- _PROVIDED DATA_:
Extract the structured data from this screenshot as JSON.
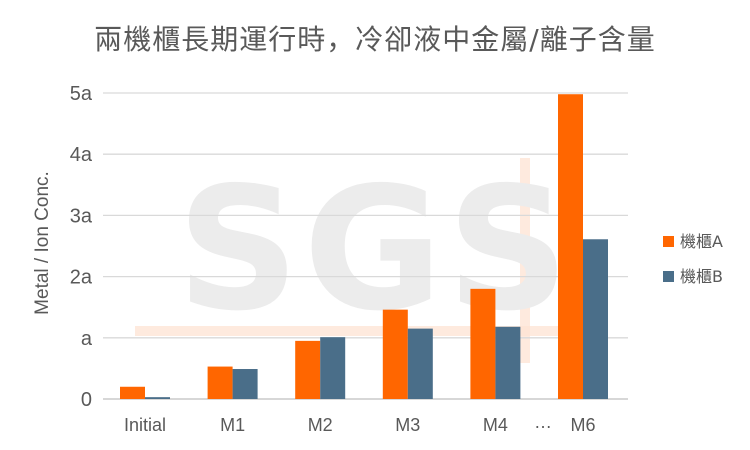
{
  "chart_data": {
    "type": "bar",
    "title": "兩機櫃長期運行時，冷卻液中金屬/離子含量",
    "xlabel": "",
    "ylabel": "Metal / Ion Conc.",
    "categories": [
      "Initial",
      "M1",
      "M2",
      "M3",
      "M4",
      "M6"
    ],
    "ellipsis_label": "…",
    "y_ticks": [
      {
        "value": 0,
        "label": "0"
      },
      {
        "value": 1,
        "label": "a"
      },
      {
        "value": 2,
        "label": "2a"
      },
      {
        "value": 3,
        "label": "3a"
      },
      {
        "value": 4,
        "label": "4a"
      },
      {
        "value": 5,
        "label": "5a"
      }
    ],
    "ylim": [
      0,
      5
    ],
    "grid": true,
    "legend_position": "right",
    "series": [
      {
        "name": "機櫃A",
        "color": "#FF6600",
        "values": [
          0.2,
          0.53,
          0.95,
          1.46,
          1.8,
          4.98
        ]
      },
      {
        "name": "機櫃B",
        "color": "#4A6E89",
        "values": [
          0.03,
          0.49,
          1.01,
          1.15,
          1.18,
          2.61
        ]
      }
    ],
    "watermark": "SGS"
  }
}
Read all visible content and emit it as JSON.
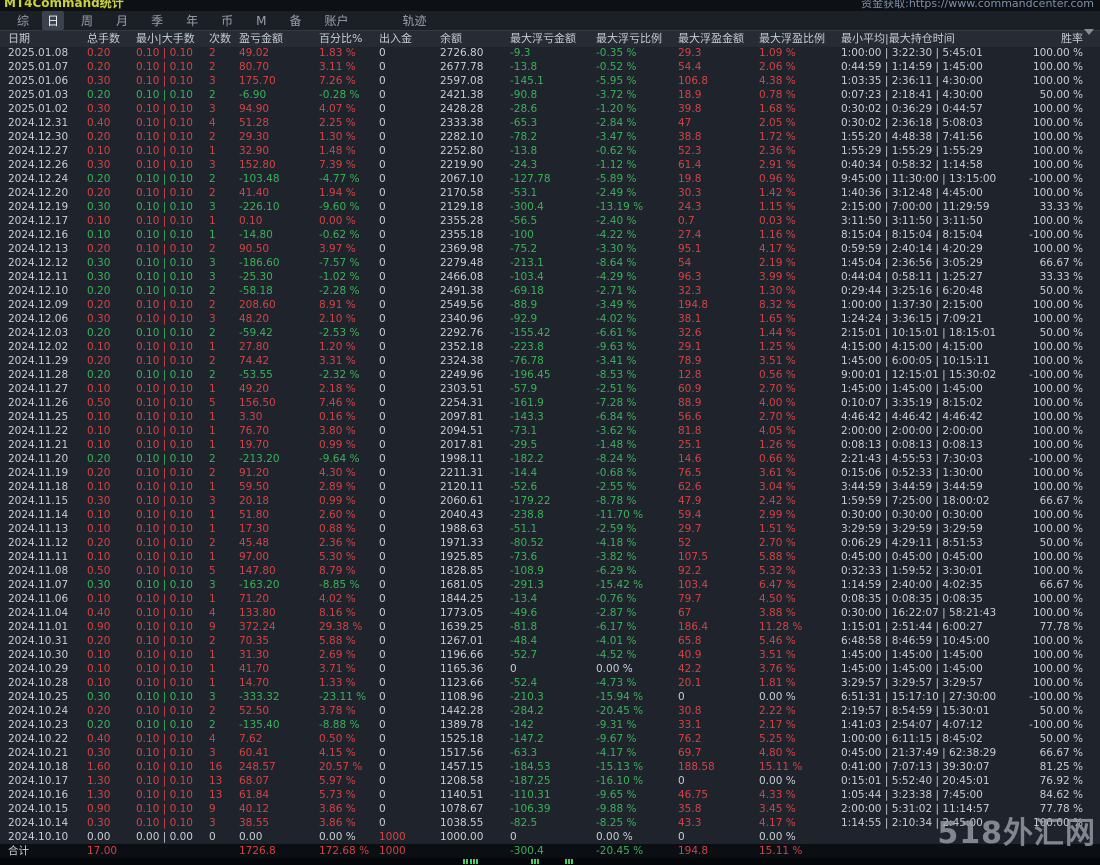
{
  "titlebar": {
    "app_title": "MT4Command统计",
    "data_link": "资金获取:https://www.commandcenter.com"
  },
  "tabs": {
    "items": [
      "综",
      "日",
      "周",
      "月",
      "季",
      "年",
      "币",
      "M",
      "备",
      "账户"
    ],
    "active": "日",
    "track_label": "轨迹"
  },
  "colors": {
    "profit_red": "#d24444",
    "loss_green": "#3bb159",
    "bar_green": "#3fd463"
  },
  "watermark": "518外汇网",
  "table": {
    "columns": [
      {
        "key": "date",
        "label": "日期"
      },
      {
        "key": "lots",
        "label": "总手数"
      },
      {
        "key": "minmax",
        "label": "最小|大手数"
      },
      {
        "key": "count",
        "label": "次数"
      },
      {
        "key": "pl",
        "label": "盈亏金额"
      },
      {
        "key": "pct",
        "label": "百分比%"
      },
      {
        "key": "dep",
        "label": "出入金"
      },
      {
        "key": "bal",
        "label": "余额"
      },
      {
        "key": "fla",
        "label": "最大浮亏金额"
      },
      {
        "key": "flp",
        "label": "最大浮亏比例"
      },
      {
        "key": "fpa",
        "label": "最大浮盈金额"
      },
      {
        "key": "fpp",
        "label": "最大浮盈比例"
      },
      {
        "key": "time",
        "label": "最小平均|最大持仓时间"
      },
      {
        "key": "win",
        "label": "胜率"
      }
    ],
    "rows": [
      [
        "2025.01.08",
        "0.20",
        "0.10 | 0.10",
        "2",
        "49.02",
        "1.83 %",
        "0",
        "2726.80",
        "-9.3",
        "-0.35 %",
        "29.3",
        "1.09 %",
        "1:00:00 | 3:22:30 | 5:45:01",
        "100.00 %"
      ],
      [
        "2025.01.07",
        "0.20",
        "0.10 | 0.10",
        "2",
        "80.70",
        "3.11 %",
        "0",
        "2677.78",
        "-13.8",
        "-0.52 %",
        "54.4",
        "2.06 %",
        "0:44:59 | 1:14:59 | 1:45:00",
        "100.00 %"
      ],
      [
        "2025.01.06",
        "0.30",
        "0.10 | 0.10",
        "3",
        "175.70",
        "7.26 %",
        "0",
        "2597.08",
        "-145.1",
        "-5.95 %",
        "106.8",
        "4.38 %",
        "1:03:35 | 2:36:11 | 4:30:00",
        "100.00 %"
      ],
      [
        "2025.01.03",
        "0.20",
        "0.10 | 0.10",
        "2",
        "-6.90",
        "-0.28 %",
        "0",
        "2421.38",
        "-90.8",
        "-3.72 %",
        "18.9",
        "0.78 %",
        "0:07:23 | 2:18:41 | 4:30:00",
        "50.00 %"
      ],
      [
        "2025.01.02",
        "0.30",
        "0.10 | 0.10",
        "3",
        "94.90",
        "4.07 %",
        "0",
        "2428.28",
        "-28.6",
        "-1.20 %",
        "39.8",
        "1.68 %",
        "0:30:02 | 0:36:29 | 0:44:57",
        "100.00 %"
      ],
      [
        "2024.12.31",
        "0.40",
        "0.10 | 0.10",
        "4",
        "51.28",
        "2.25 %",
        "0",
        "2333.38",
        "-65.3",
        "-2.84 %",
        "47",
        "2.05 %",
        "0:30:02 | 2:36:18 | 5:08:03",
        "100.00 %"
      ],
      [
        "2024.12.30",
        "0.20",
        "0.10 | 0.10",
        "2",
        "29.30",
        "1.30 %",
        "0",
        "2282.10",
        "-78.2",
        "-3.47 %",
        "38.8",
        "1.72 %",
        "1:55:20 | 4:48:38 | 7:41:56",
        "100.00 %"
      ],
      [
        "2024.12.27",
        "0.10",
        "0.10 | 0.10",
        "1",
        "32.90",
        "1.48 %",
        "0",
        "2252.80",
        "-13.8",
        "-0.62 %",
        "52.3",
        "2.36 %",
        "1:55:29 | 1:55:29 | 1:55:29",
        "100.00 %"
      ],
      [
        "2024.12.26",
        "0.30",
        "0.10 | 0.10",
        "3",
        "152.80",
        "7.39 %",
        "0",
        "2219.90",
        "-24.3",
        "-1.12 %",
        "61.4",
        "2.91 %",
        "0:40:34 | 0:58:32 | 1:14:58",
        "100.00 %"
      ],
      [
        "2024.12.24",
        "0.20",
        "0.10 | 0.10",
        "2",
        "-103.48",
        "-4.77 %",
        "0",
        "2067.10",
        "-127.78",
        "-5.89 %",
        "19.8",
        "0.96 %",
        "9:45:00 | 11:30:00 | 13:15:00",
        "-100.00 %"
      ],
      [
        "2024.12.20",
        "0.20",
        "0.10 | 0.10",
        "2",
        "41.40",
        "1.94 %",
        "0",
        "2170.58",
        "-53.1",
        "-2.49 %",
        "30.3",
        "1.42 %",
        "1:40:36 | 3:12:48 | 4:45:00",
        "100.00 %"
      ],
      [
        "2024.12.19",
        "0.30",
        "0.10 | 0.10",
        "3",
        "-226.10",
        "-9.60 %",
        "0",
        "2129.18",
        "-300.4",
        "-13.19 %",
        "24.3",
        "1.15 %",
        "2:15:00 | 7:00:00 | 11:29:59",
        "33.33 %"
      ],
      [
        "2024.12.17",
        "0.10",
        "0.10 | 0.10",
        "1",
        "0.10",
        "0.00 %",
        "0",
        "2355.28",
        "-56.5",
        "-2.40 %",
        "0.7",
        "0.03 %",
        "3:11:50 | 3:11:50 | 3:11:50",
        "100.00 %"
      ],
      [
        "2024.12.16",
        "0.10",
        "0.10 | 0.10",
        "1",
        "-14.80",
        "-0.62 %",
        "0",
        "2355.18",
        "-100",
        "-4.22 %",
        "27.4",
        "1.16 %",
        "8:15:04 | 8:15:04 | 8:15:04",
        "-100.00 %"
      ],
      [
        "2024.12.13",
        "0.20",
        "0.10 | 0.10",
        "2",
        "90.50",
        "3.97 %",
        "0",
        "2369.98",
        "-75.2",
        "-3.30 %",
        "95.1",
        "4.17 %",
        "0:59:59 | 2:40:14 | 4:20:29",
        "100.00 %"
      ],
      [
        "2024.12.12",
        "0.30",
        "0.10 | 0.10",
        "3",
        "-186.60",
        "-7.57 %",
        "0",
        "2279.48",
        "-213.1",
        "-8.64 %",
        "54",
        "2.19 %",
        "1:45:04 | 2:36:56 | 3:05:29",
        "66.67 %"
      ],
      [
        "2024.12.11",
        "0.30",
        "0.10 | 0.10",
        "3",
        "-25.30",
        "-1.02 %",
        "0",
        "2466.08",
        "-103.4",
        "-4.29 %",
        "96.3",
        "3.99 %",
        "0:44:04 | 0:58:11 | 1:25:27",
        "33.33 %"
      ],
      [
        "2024.12.10",
        "0.20",
        "0.10 | 0.10",
        "2",
        "-58.18",
        "-2.28 %",
        "0",
        "2491.38",
        "-69.18",
        "-2.71 %",
        "32.3",
        "1.30 %",
        "0:29:44 | 3:25:16 | 6:20:48",
        "50.00 %"
      ],
      [
        "2024.12.09",
        "0.20",
        "0.10 | 0.10",
        "2",
        "208.60",
        "8.91 %",
        "0",
        "2549.56",
        "-88.9",
        "-3.49 %",
        "194.8",
        "8.32 %",
        "1:00:00 | 1:37:30 | 2:15:00",
        "100.00 %"
      ],
      [
        "2024.12.06",
        "0.30",
        "0.10 | 0.10",
        "3",
        "48.20",
        "2.10 %",
        "0",
        "2340.96",
        "-92.9",
        "-4.02 %",
        "38.1",
        "1.65 %",
        "1:24:24 | 3:36:15 | 7:09:21",
        "100.00 %"
      ],
      [
        "2024.12.03",
        "0.20",
        "0.10 | 0.10",
        "2",
        "-59.42",
        "-2.53 %",
        "0",
        "2292.76",
        "-155.42",
        "-6.61 %",
        "32.6",
        "1.44 %",
        "2:15:01 | 10:15:01 | 18:15:01",
        "50.00 %"
      ],
      [
        "2024.12.02",
        "0.10",
        "0.10 | 0.10",
        "1",
        "27.80",
        "1.20 %",
        "0",
        "2352.18",
        "-223.8",
        "-9.63 %",
        "29.1",
        "1.25 %",
        "4:15:00 | 4:15:00 | 4:15:00",
        "100.00 %"
      ],
      [
        "2024.11.29",
        "0.20",
        "0.10 | 0.10",
        "2",
        "74.42",
        "3.31 %",
        "0",
        "2324.38",
        "-76.78",
        "-3.41 %",
        "78.9",
        "3.51 %",
        "1:45:00 | 6:00:05 | 10:15:11",
        "100.00 %"
      ],
      [
        "2024.11.28",
        "0.20",
        "0.10 | 0.10",
        "2",
        "-53.55",
        "-2.32 %",
        "0",
        "2249.96",
        "-196.45",
        "-8.53 %",
        "12.8",
        "0.56 %",
        "9:00:01 | 12:15:01 | 15:30:02",
        "-100.00 %"
      ],
      [
        "2024.11.27",
        "0.10",
        "0.10 | 0.10",
        "1",
        "49.20",
        "2.18 %",
        "0",
        "2303.51",
        "-57.9",
        "-2.51 %",
        "60.9",
        "2.70 %",
        "1:45:00 | 1:45:00 | 1:45:00",
        "100.00 %"
      ],
      [
        "2024.11.26",
        "0.50",
        "0.10 | 0.10",
        "5",
        "156.50",
        "7.46 %",
        "0",
        "2254.31",
        "-161.9",
        "-7.28 %",
        "88.9",
        "4.00 %",
        "0:10:07 | 3:35:19 | 8:15:02",
        "100.00 %"
      ],
      [
        "2024.11.25",
        "0.10",
        "0.10 | 0.10",
        "1",
        "3.30",
        "0.16 %",
        "0",
        "2097.81",
        "-143.3",
        "-6.84 %",
        "56.6",
        "2.70 %",
        "4:46:42 | 4:46:42 | 4:46:42",
        "100.00 %"
      ],
      [
        "2024.11.22",
        "0.10",
        "0.10 | 0.10",
        "1",
        "76.70",
        "3.80 %",
        "0",
        "2094.51",
        "-73.1",
        "-3.62 %",
        "81.8",
        "4.05 %",
        "2:00:00 | 2:00:00 | 2:00:00",
        "100.00 %"
      ],
      [
        "2024.11.21",
        "0.10",
        "0.10 | 0.10",
        "1",
        "19.70",
        "0.99 %",
        "0",
        "2017.81",
        "-29.5",
        "-1.48 %",
        "25.1",
        "1.26 %",
        "0:08:13 | 0:08:13 | 0:08:13",
        "100.00 %"
      ],
      [
        "2024.11.20",
        "0.20",
        "0.10 | 0.10",
        "2",
        "-213.20",
        "-9.64 %",
        "0",
        "1998.11",
        "-182.2",
        "-8.24 %",
        "14.6",
        "0.66 %",
        "2:21:43 | 4:55:53 | 7:30:03",
        "-100.00 %"
      ],
      [
        "2024.11.19",
        "0.20",
        "0.10 | 0.10",
        "2",
        "91.20",
        "4.30 %",
        "0",
        "2211.31",
        "-14.4",
        "-0.68 %",
        "76.5",
        "3.61 %",
        "0:15:06 | 0:52:33 | 1:30:00",
        "100.00 %"
      ],
      [
        "2024.11.18",
        "0.10",
        "0.10 | 0.10",
        "1",
        "59.50",
        "2.89 %",
        "0",
        "2120.11",
        "-52.6",
        "-2.55 %",
        "62.6",
        "3.04 %",
        "3:44:59 | 3:44:59 | 3:44:59",
        "100.00 %"
      ],
      [
        "2024.11.15",
        "0.30",
        "0.10 | 0.10",
        "3",
        "20.18",
        "0.99 %",
        "0",
        "2060.61",
        "-179.22",
        "-8.78 %",
        "47.9",
        "2.42 %",
        "1:59:59 | 7:25:00 | 18:00:02",
        "66.67 %"
      ],
      [
        "2024.11.14",
        "0.10",
        "0.10 | 0.10",
        "1",
        "51.80",
        "2.60 %",
        "0",
        "2040.43",
        "-238.8",
        "-11.70 %",
        "59.4",
        "2.99 %",
        "0:30:00 | 0:30:00 | 0:30:00",
        "100.00 %"
      ],
      [
        "2024.11.13",
        "0.10",
        "0.10 | 0.10",
        "1",
        "17.30",
        "0.88 %",
        "0",
        "1988.63",
        "-51.1",
        "-2.59 %",
        "29.7",
        "1.51 %",
        "3:29:59 | 3:29:59 | 3:29:59",
        "100.00 %"
      ],
      [
        "2024.11.12",
        "0.20",
        "0.10 | 0.10",
        "2",
        "45.48",
        "2.36 %",
        "0",
        "1971.33",
        "-80.52",
        "-4.18 %",
        "52",
        "2.70 %",
        "0:06:29 | 4:29:11 | 8:51:53",
        "50.00 %"
      ],
      [
        "2024.11.11",
        "0.10",
        "0.10 | 0.10",
        "1",
        "97.00",
        "5.30 %",
        "0",
        "1925.85",
        "-73.6",
        "-3.82 %",
        "107.5",
        "5.88 %",
        "0:45:00 | 0:45:00 | 0:45:00",
        "100.00 %"
      ],
      [
        "2024.11.08",
        "0.50",
        "0.10 | 0.10",
        "5",
        "147.80",
        "8.79 %",
        "0",
        "1828.85",
        "-108.9",
        "-6.29 %",
        "92.2",
        "5.32 %",
        "0:32:33 | 1:59:52 | 3:30:01",
        "100.00 %"
      ],
      [
        "2024.11.07",
        "0.30",
        "0.10 | 0.10",
        "3",
        "-163.20",
        "-8.85 %",
        "0",
        "1681.05",
        "-291.3",
        "-15.42 %",
        "103.4",
        "6.47 %",
        "1:14:59 | 2:40:00 | 4:02:35",
        "66.67 %"
      ],
      [
        "2024.11.06",
        "0.10",
        "0.10 | 0.10",
        "1",
        "71.20",
        "4.02 %",
        "0",
        "1844.25",
        "-13.4",
        "-0.76 %",
        "79.7",
        "4.50 %",
        "0:08:35 | 0:08:35 | 0:08:35",
        "100.00 %"
      ],
      [
        "2024.11.04",
        "0.40",
        "0.10 | 0.10",
        "4",
        "133.80",
        "8.16 %",
        "0",
        "1773.05",
        "-49.6",
        "-2.87 %",
        "67",
        "3.88 %",
        "0:30:00 | 16:22:07 | 58:21:43",
        "100.00 %"
      ],
      [
        "2024.11.01",
        "0.90",
        "0.10 | 0.10",
        "9",
        "372.24",
        "29.38 %",
        "0",
        "1639.25",
        "-81.8",
        "-6.17 %",
        "186.4",
        "11.28 %",
        "1:15:01 | 2:51:44 | 6:00:27",
        "77.78 %"
      ],
      [
        "2024.10.31",
        "0.20",
        "0.10 | 0.10",
        "2",
        "70.35",
        "5.88 %",
        "0",
        "1267.01",
        "-48.4",
        "-4.01 %",
        "65.8",
        "5.46 %",
        "6:48:58 | 8:46:59 | 10:45:00",
        "100.00 %"
      ],
      [
        "2024.10.30",
        "0.10",
        "0.10 | 0.10",
        "1",
        "31.30",
        "2.69 %",
        "0",
        "1196.66",
        "-52.7",
        "-4.52 %",
        "40.9",
        "3.51 %",
        "1:45:00 | 1:45:00 | 1:45:00",
        "100.00 %"
      ],
      [
        "2024.10.29",
        "0.10",
        "0.10 | 0.10",
        "1",
        "41.70",
        "3.71 %",
        "0",
        "1165.36",
        "0",
        "0.00 %",
        "42.2",
        "3.76 %",
        "1:45:00 | 1:45:00 | 1:45:00",
        "100.00 %"
      ],
      [
        "2024.10.28",
        "0.10",
        "0.10 | 0.10",
        "1",
        "14.70",
        "1.33 %",
        "0",
        "1123.66",
        "-52.4",
        "-4.73 %",
        "20.1",
        "1.81 %",
        "3:29:57 | 3:29:57 | 3:29:57",
        "100.00 %"
      ],
      [
        "2024.10.25",
        "0.30",
        "0.10 | 0.10",
        "3",
        "-333.32",
        "-23.11 %",
        "0",
        "1108.96",
        "-210.3",
        "-15.94 %",
        "0",
        "0.00 %",
        "6:51:31 | 15:17:10 | 27:30:00",
        "-100.00 %"
      ],
      [
        "2024.10.24",
        "0.20",
        "0.10 | 0.10",
        "2",
        "52.50",
        "3.78 %",
        "0",
        "1442.28",
        "-284.2",
        "-20.45 %",
        "30.8",
        "2.22 %",
        "2:19:57 | 8:54:59 | 15:30:01",
        "50.00 %"
      ],
      [
        "2024.10.23",
        "0.20",
        "0.10 | 0.10",
        "2",
        "-135.40",
        "-8.88 %",
        "0",
        "1389.78",
        "-142",
        "-9.31 %",
        "33.1",
        "2.17 %",
        "1:41:03 | 2:54:07 | 4:07:12",
        "-100.00 %"
      ],
      [
        "2024.10.22",
        "0.40",
        "0.10 | 0.10",
        "4",
        "7.62",
        "0.50 %",
        "0",
        "1525.18",
        "-147.2",
        "-9.67 %",
        "76.2",
        "5.25 %",
        "1:00:00 | 6:11:15 | 8:45:02",
        "50.00 %"
      ],
      [
        "2024.10.21",
        "0.30",
        "0.10 | 0.10",
        "3",
        "60.41",
        "4.15 %",
        "0",
        "1517.56",
        "-63.3",
        "-4.17 %",
        "69.7",
        "4.80 %",
        "0:45:00 | 21:37:49 | 62:38:29",
        "66.67 %"
      ],
      [
        "2024.10.18",
        "1.60",
        "0.10 | 0.10",
        "16",
        "248.57",
        "20.57 %",
        "0",
        "1457.15",
        "-184.53",
        "-15.13 %",
        "188.58",
        "15.11 %",
        "0:41:00 | 7:07:13 | 39:30:07",
        "81.25 %"
      ],
      [
        "2024.10.17",
        "1.30",
        "0.10 | 0.10",
        "13",
        "68.07",
        "5.97 %",
        "0",
        "1208.58",
        "-187.25",
        "-16.10 %",
        "0",
        "0.00 %",
        "0:15:01 | 5:52:40 | 20:45:01",
        "76.92 %"
      ],
      [
        "2024.10.16",
        "1.30",
        "0.10 | 0.10",
        "13",
        "61.84",
        "5.73 %",
        "0",
        "1140.51",
        "-110.31",
        "-9.65 %",
        "46.75",
        "4.33 %",
        "1:05:44 | 3:23:38 | 7:45:00",
        "84.62 %"
      ],
      [
        "2024.10.15",
        "0.90",
        "0.10 | 0.10",
        "9",
        "40.12",
        "3.86 %",
        "0",
        "1078.67",
        "-106.39",
        "-9.88 %",
        "35.8",
        "3.45 %",
        "2:00:00 | 5:31:02 | 11:14:57",
        "77.78 %"
      ],
      [
        "2024.10.14",
        "0.30",
        "0.10 | 0.10",
        "3",
        "38.55",
        "3.86 %",
        "0",
        "1038.55",
        "-82.5",
        "-8.25 %",
        "43.3",
        "4.17 %",
        "1:14:55 | 2:10:34 | 2:45:00",
        "100.00 %"
      ],
      [
        "2024.10.10",
        "0.00",
        "0.00 | 0.00",
        "0",
        "0.00",
        "0.00 %",
        "1000",
        "1000.00",
        "0",
        "0.00 %",
        "0",
        "0.00 %",
        "",
        ""
      ]
    ],
    "total_row": [
      "合计",
      "17.00",
      "",
      "",
      "1726.8",
      "172.68 %",
      "1000",
      "",
      "-300.4",
      "-20.45 %",
      "194.8",
      "15.11 %",
      "",
      ""
    ]
  },
  "bottom_strip": {
    "tick_clusters": [
      [
        463,
        466,
        470,
        473,
        476
      ],
      [
        531,
        534,
        537
      ],
      [
        565,
        568,
        571
      ]
    ]
  }
}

- _EXERCISE_: Find and copy each line above that includes the string "JSON".

- _FINAL RESULT_:
Extract the structured data from this screenshot as JSON.
Read all visible content and emit it as JSON.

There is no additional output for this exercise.